Direction
Each record below must be returned exactly as shown.
* BEGIN Stored records *
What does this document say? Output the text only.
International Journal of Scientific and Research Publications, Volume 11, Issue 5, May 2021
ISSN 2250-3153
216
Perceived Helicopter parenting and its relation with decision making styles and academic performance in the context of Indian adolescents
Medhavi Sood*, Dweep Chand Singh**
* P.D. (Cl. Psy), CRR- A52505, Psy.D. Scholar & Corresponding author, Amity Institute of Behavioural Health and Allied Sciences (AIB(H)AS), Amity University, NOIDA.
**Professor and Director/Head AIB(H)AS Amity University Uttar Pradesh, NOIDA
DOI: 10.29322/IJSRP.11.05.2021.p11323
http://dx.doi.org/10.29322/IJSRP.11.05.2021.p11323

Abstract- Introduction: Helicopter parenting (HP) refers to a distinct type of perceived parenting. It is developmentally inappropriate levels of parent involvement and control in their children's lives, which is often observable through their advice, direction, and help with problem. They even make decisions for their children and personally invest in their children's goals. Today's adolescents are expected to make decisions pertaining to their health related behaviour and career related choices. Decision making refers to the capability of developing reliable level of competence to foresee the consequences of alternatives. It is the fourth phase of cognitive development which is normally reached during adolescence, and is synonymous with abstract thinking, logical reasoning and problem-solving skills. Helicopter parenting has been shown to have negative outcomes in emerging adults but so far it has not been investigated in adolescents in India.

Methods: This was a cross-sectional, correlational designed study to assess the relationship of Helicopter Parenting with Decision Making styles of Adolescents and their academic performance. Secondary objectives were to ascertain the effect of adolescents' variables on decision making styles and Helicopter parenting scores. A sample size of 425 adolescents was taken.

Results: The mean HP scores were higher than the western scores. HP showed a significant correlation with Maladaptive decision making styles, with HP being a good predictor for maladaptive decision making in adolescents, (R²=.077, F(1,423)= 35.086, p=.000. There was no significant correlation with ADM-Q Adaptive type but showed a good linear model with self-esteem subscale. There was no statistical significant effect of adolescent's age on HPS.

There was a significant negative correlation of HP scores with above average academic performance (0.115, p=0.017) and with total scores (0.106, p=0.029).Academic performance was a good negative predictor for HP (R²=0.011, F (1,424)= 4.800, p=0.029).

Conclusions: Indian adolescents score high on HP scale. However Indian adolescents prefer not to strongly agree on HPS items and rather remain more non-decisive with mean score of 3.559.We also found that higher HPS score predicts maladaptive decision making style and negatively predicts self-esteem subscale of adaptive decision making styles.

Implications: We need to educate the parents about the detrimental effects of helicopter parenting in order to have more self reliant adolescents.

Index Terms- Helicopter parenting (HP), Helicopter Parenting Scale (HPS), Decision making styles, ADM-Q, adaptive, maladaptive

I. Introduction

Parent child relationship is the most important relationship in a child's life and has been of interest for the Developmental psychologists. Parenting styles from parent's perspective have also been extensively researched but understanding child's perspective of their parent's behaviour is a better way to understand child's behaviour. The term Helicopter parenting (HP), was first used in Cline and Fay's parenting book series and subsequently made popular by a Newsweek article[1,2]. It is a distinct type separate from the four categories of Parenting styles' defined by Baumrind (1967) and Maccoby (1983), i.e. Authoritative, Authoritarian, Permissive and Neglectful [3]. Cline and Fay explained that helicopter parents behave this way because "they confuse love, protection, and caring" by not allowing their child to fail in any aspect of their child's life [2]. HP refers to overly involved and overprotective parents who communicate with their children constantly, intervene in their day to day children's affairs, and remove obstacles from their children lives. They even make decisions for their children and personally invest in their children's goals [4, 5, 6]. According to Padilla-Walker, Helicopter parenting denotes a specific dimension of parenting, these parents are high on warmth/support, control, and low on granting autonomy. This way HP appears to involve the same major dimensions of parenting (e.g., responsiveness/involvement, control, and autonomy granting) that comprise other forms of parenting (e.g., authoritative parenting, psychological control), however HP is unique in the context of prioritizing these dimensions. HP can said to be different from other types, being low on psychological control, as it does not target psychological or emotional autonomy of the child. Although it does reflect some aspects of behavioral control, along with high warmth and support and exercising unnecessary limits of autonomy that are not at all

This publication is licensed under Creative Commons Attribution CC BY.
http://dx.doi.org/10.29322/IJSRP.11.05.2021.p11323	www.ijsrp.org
* END Stored records *
Task result
What does this document say? Output the text only.
International Journal of Scientific and Research Publications, Volume 11, Issue 5, May 2021
ISSN 2250-3153
216
Perceived Helicopter parenting and its relation with decision making styles and academic performance in the context of Indian adolescents
Medhavi Sood*, Dweep Chand Singh**
* P.D. (Cl. Psy), CRR- A52505, Psy.D. Scholar & Corresponding author, Amity Institute of Behavioural Health and Allied Sciences (AIB(H)AS), Amity University, NOIDA.
**Professor and Director/Head AIB(H)AS Amity University Uttar Pradesh, NOIDA
DOI: 10.29322/IJSRP.11.05.2021.p11323
http://dx.doi.org/10.29322/IJSRP.11.05.2021.p11323

Abstract- Introduction: Helicopter parenting (HP) refers to a distinct type of perceived parenting. It is developmentally inappropriate levels of parent involvement and control in their children's lives, which is often observable through their advice, direction, and help with problem. They even make decisions for their children and personally invest in their children's goals. Today's adolescents are expected to make decisions pertaining to their health related behaviour and career related choices. Decision making refers to the capability of developing reliable level of competence to foresee the consequences of alternatives. It is the fourth phase of cognitive development which is normally reached during adolescence, and is synonymous with abstract thinking, logical reasoning and problem-solving skills. Helicopter parenting has been shown to have negative outcomes in emerging adults but so far it has not been investigated in adolescents in India.

Methods: This was a cross-sectional, correlational designed study to assess the relationship of Helicopter Parenting with Decision Making styles of Adolescents and their academic performance. Secondary objectives were to ascertain the effect of adolescents' variables on decision making styles and Helicopter parenting scores. A sample size of 425 adolescents was taken.

Results: The mean HP scores were higher than the western scores. HP showed a significant correlation with Maladaptive decision making styles, with HP being a good predictor for maladaptive decision making in adolescents, (R²=.077, F(1,423)= 35.086, p=.000. There was no significant correlation with ADM-Q Adaptive type but showed a good linear model with self-esteem subscale. There was no statistical significant effect of adolescent's age on HPS.

There was a significant negative correlation of HP scores with above average academic performance (0.115, p=0.017) and with total scores (0.106, p=0.029).Academic performance was a good negative predictor for HP (R²=0.011, F (1,424)= 4.800, p=0.029).

Conclusions: Indian adolescents score high on HP scale. However Indian adolescents prefer not to strongly agree on HPS items and rather remain more non-decisive with mean score of 3.559.We also found that higher HPS score predicts maladaptive decision making style and negatively predicts self-esteem subscale of adaptive decision making styles.

Implications: We need to educate the parents about the detrimental effects of helicopter parenting in order to have more self reliant adolescents.

Index Terms- Helicopter parenting (HP), Helicopter Parenting Scale (HPS), Decision making styles, ADM-Q, adaptive, maladaptive

I. Introduction

Parent child relationship is the most important relationship in a child's life and has been of interest for the Developmental psychologists. Parenting styles from parent's perspective have also been extensively researched but understanding child's perspective of their parent's behaviour is a better way to understand child's behaviour. The term Helicopter parenting (HP), was first used in Cline and Fay's parenting book series and subsequently made popular by a Newsweek article[1,2]. It is a distinct type separate from the four categories of Parenting styles' defined by Baumrind (1967) and Maccoby (1983), i.e. Authoritative, Authoritarian, Permissive and Neglectful [3]. Cline and Fay explained that helicopter parents behave this way because "they confuse love, protection, and caring" by not allowing their child to fail in any aspect of their child's life [2]. HP refers to overly involved and overprotective parents who communicate with their children constantly, intervene in their day to day children's affairs, and remove obstacles from their children lives. They even make decisions for their children and personally invest in their children's goals [4, 5, 6]. According to Padilla-Walker, Helicopter parenting denotes a specific dimension of parenting, these parents are high on warmth/support, control, and low on granting autonomy. This way HP appears to involve the same major dimensions of parenting (e.g., responsiveness/involvement, control, and autonomy granting) that comprise other forms of parenting (e.g., authoritative parenting, psychological control), however HP is unique in the context of prioritizing these dimensions. HP can said to be different from other types, being low on psychological control, as it does not target psychological or emotional autonomy of the child. Although it does reflect some aspects of behavioral control, along with high warmth and support and exercising unnecessary limits of autonomy that are not at all

This publication is licensed under Creative Commons Attribution CC BY.
http://dx.doi.org/10.29322/IJSRP.11.05.2021.p11323	www.ijsrp.org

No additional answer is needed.